▸ **Work to complete**: The data below should be printed in full, exactly, and without any of its images.

▸ **Listing**:

————————

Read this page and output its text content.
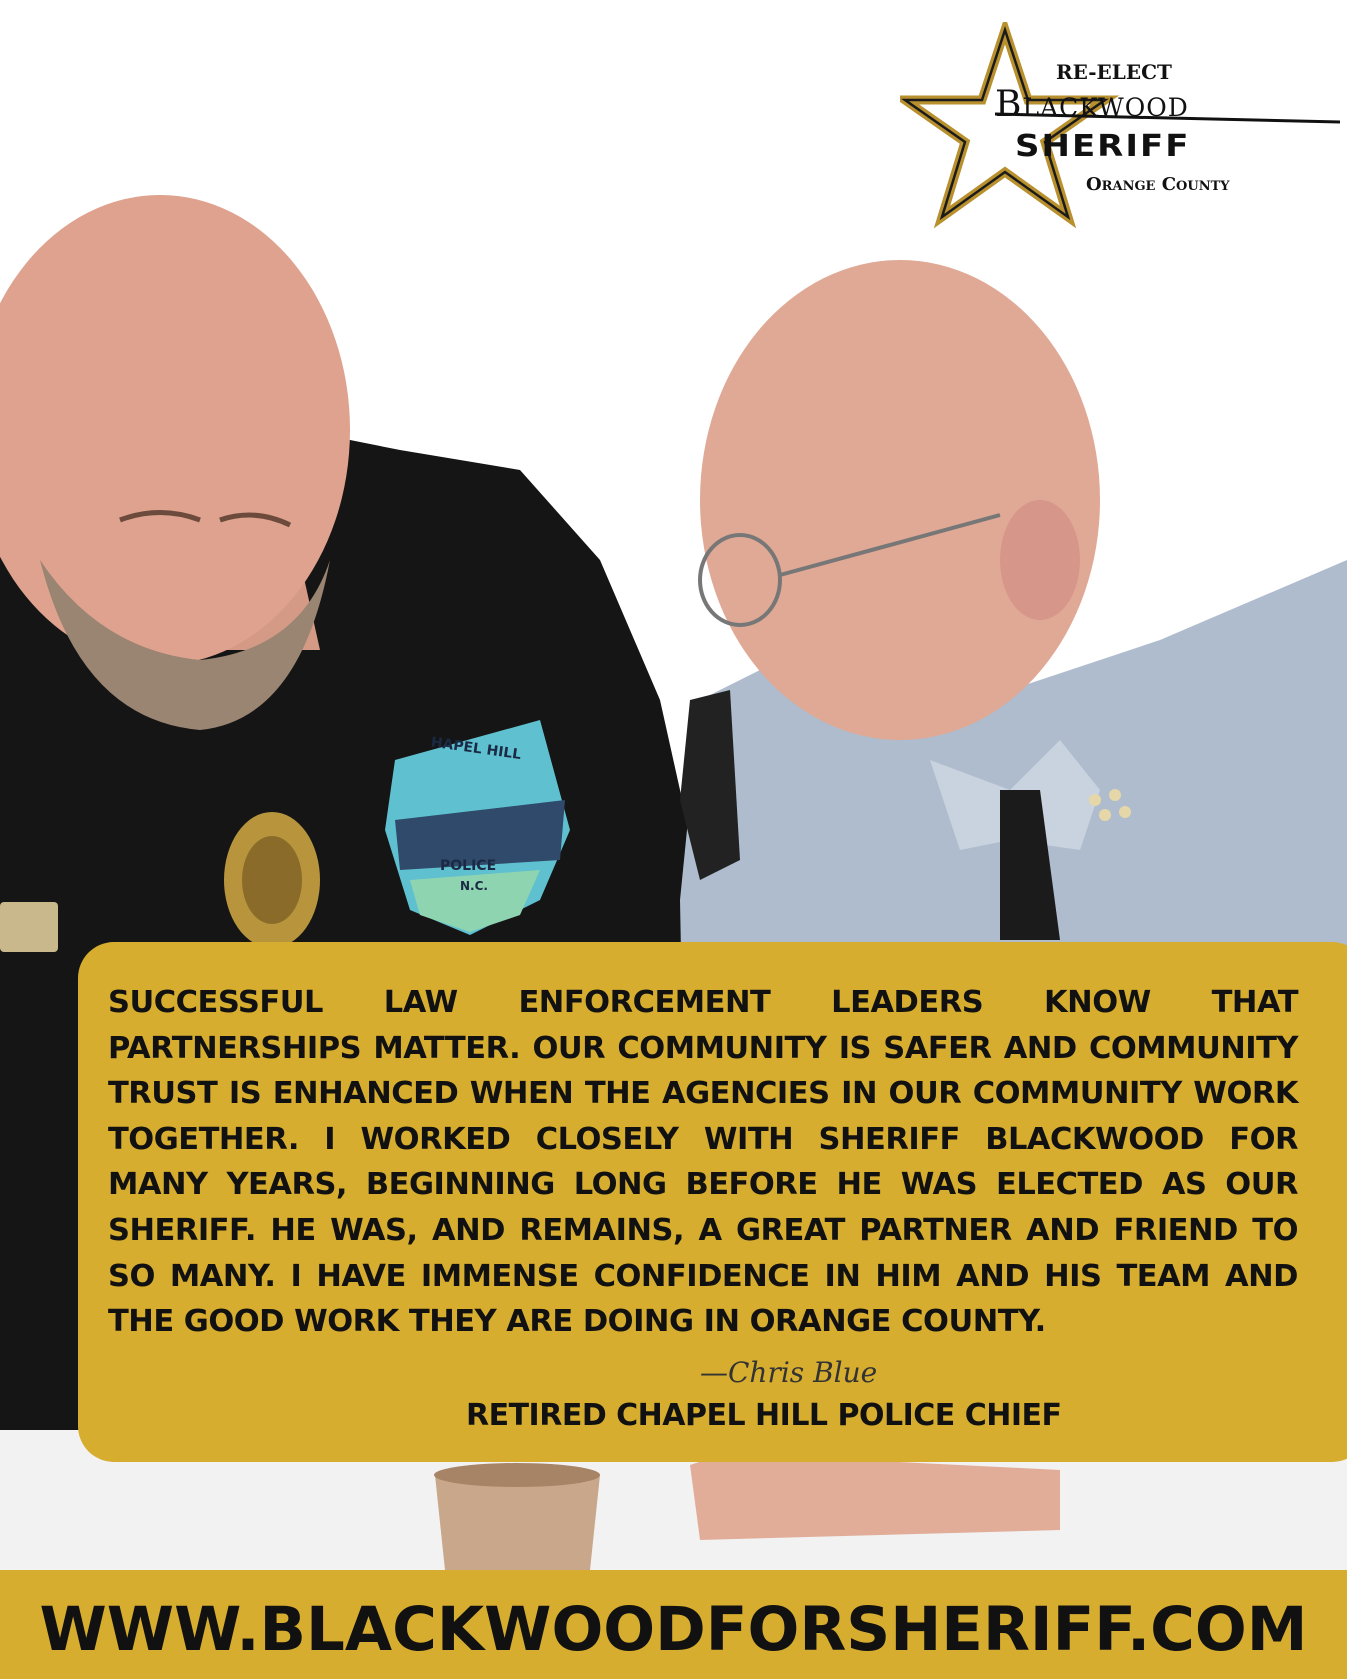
HAPEL HILL
POLICE
N.C.
RE-ELECT
Blackwood
SHERIFF
Orange County

SUCCESSFUL LAW ENFORCEMENT LEADERS KNOW THAT PARTNERSHIPS MATTER. OUR COMMUNITY IS SAFER AND COMMUNITY TRUST IS ENHANCED WHEN THE AGENCIES IN OUR COMMUNITY WORK TOGETHER. I WORKED CLOSELY WITH SHERIFF BLACKWOOD FOR MANY YEARS, BEGINNING LONG BEFORE HE WAS ELECTED AS OUR SHERIFF. HE WAS, AND REMAINS, A GREAT PARTNER AND FRIEND TO SO MANY. I HAVE IMMENSE CONFIDENCE IN HIM AND HIS TEAM AND THE GOOD WORK THEY ARE DOING IN ORANGE COUNTY.

—Chris Blue
RETIRED CHAPEL HILL POLICE CHIEF
WWW.BLACKWOODFORSHERIFF.COM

————————

▸ **The output**:
Read this page and output its text content.
HAPEL HILL
POLICE
N.C.
RE-ELECT
Blackwood
SHERIFF
Orange County

SUCCESSFUL LAW ENFORCEMENT LEADERS KNOW THAT PARTNERSHIPS MATTER. OUR COMMUNITY IS SAFER AND COMMUNITY TRUST IS ENHANCED WHEN THE AGENCIES IN OUR COMMUNITY WORK TOGETHER. I WORKED CLOSELY WITH SHERIFF BLACKWOOD FOR MANY YEARS, BEGINNING LONG BEFORE HE WAS ELECTED AS OUR SHERIFF. HE WAS, AND REMAINS, A GREAT PARTNER AND FRIEND TO SO MANY. I HAVE IMMENSE CONFIDENCE IN HIM AND HIS TEAM AND THE GOOD WORK THEY ARE DOING IN ORANGE COUNTY.

—Chris Blue
RETIRED CHAPEL HILL POLICE CHIEF
WWW.BLACKWOODFORSHERIFF.COM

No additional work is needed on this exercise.